STORED ROWS:
=======

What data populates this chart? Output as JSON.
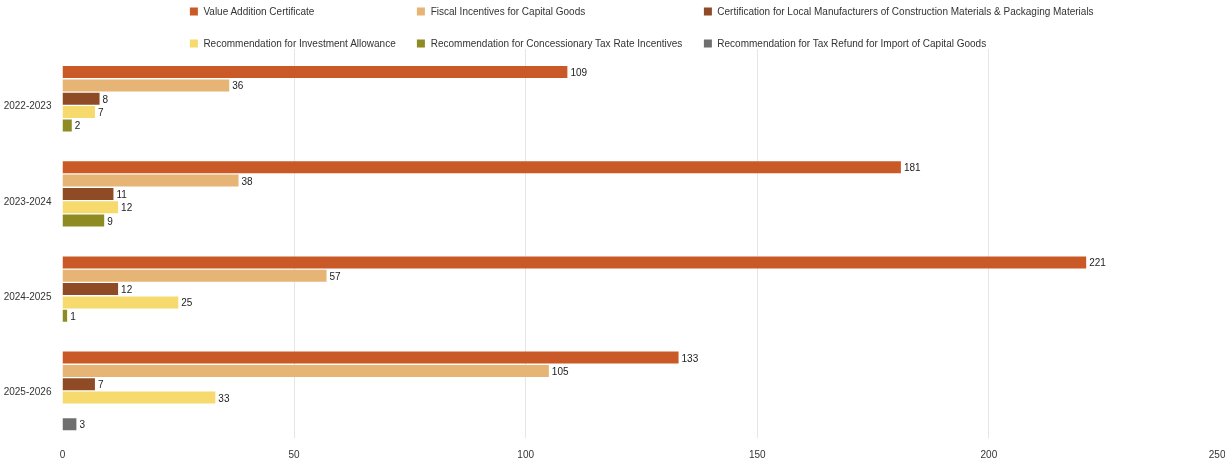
{
  "chart_data": {
    "type": "bar",
    "orientation": "horizontal",
    "categories": [
      "2022-2023",
      "2023-2024",
      "2024-2025",
      "2025-2026"
    ],
    "series": [
      {
        "name": "Value Addition Certificate",
        "color": "#c95a27",
        "values": [
          109,
          181,
          221,
          133
        ]
      },
      {
        "name": "Fiscal Incentives for Capital Goods",
        "color": "#e6b474",
        "values": [
          36,
          38,
          57,
          105
        ]
      },
      {
        "name": "Certification for Local Manufacturers of Construction Materials & Packaging Materials",
        "color": "#8e4b26",
        "values": [
          8,
          11,
          12,
          7
        ]
      },
      {
        "name": "Recommendation for Investment Allowance",
        "color": "#f6da6e",
        "values": [
          7,
          12,
          25,
          33
        ]
      },
      {
        "name": "Recommendation for Concessionary Tax Rate Incentives",
        "color": "#8d8b22",
        "values": [
          2,
          9,
          1,
          null
        ]
      },
      {
        "name": "Recommendation for Tax Refund for Import of Capital Goods",
        "color": "#6f6f6f",
        "values": [
          null,
          null,
          null,
          3
        ]
      }
    ],
    "xlim": [
      0,
      250
    ],
    "xticks": [
      0,
      50,
      100,
      150,
      200,
      250
    ],
    "grid": "x",
    "legend": "top",
    "data_labels": true
  }
}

=======

WORK REQUIRED: Copy each line of the data above that holds "Incentives".

RESPONSE TO THIS EXERCISE:
        "name": "Fiscal Incentives for Capital Goods",
        "name": "Recommendation for Concessionary Tax Rate Incentives",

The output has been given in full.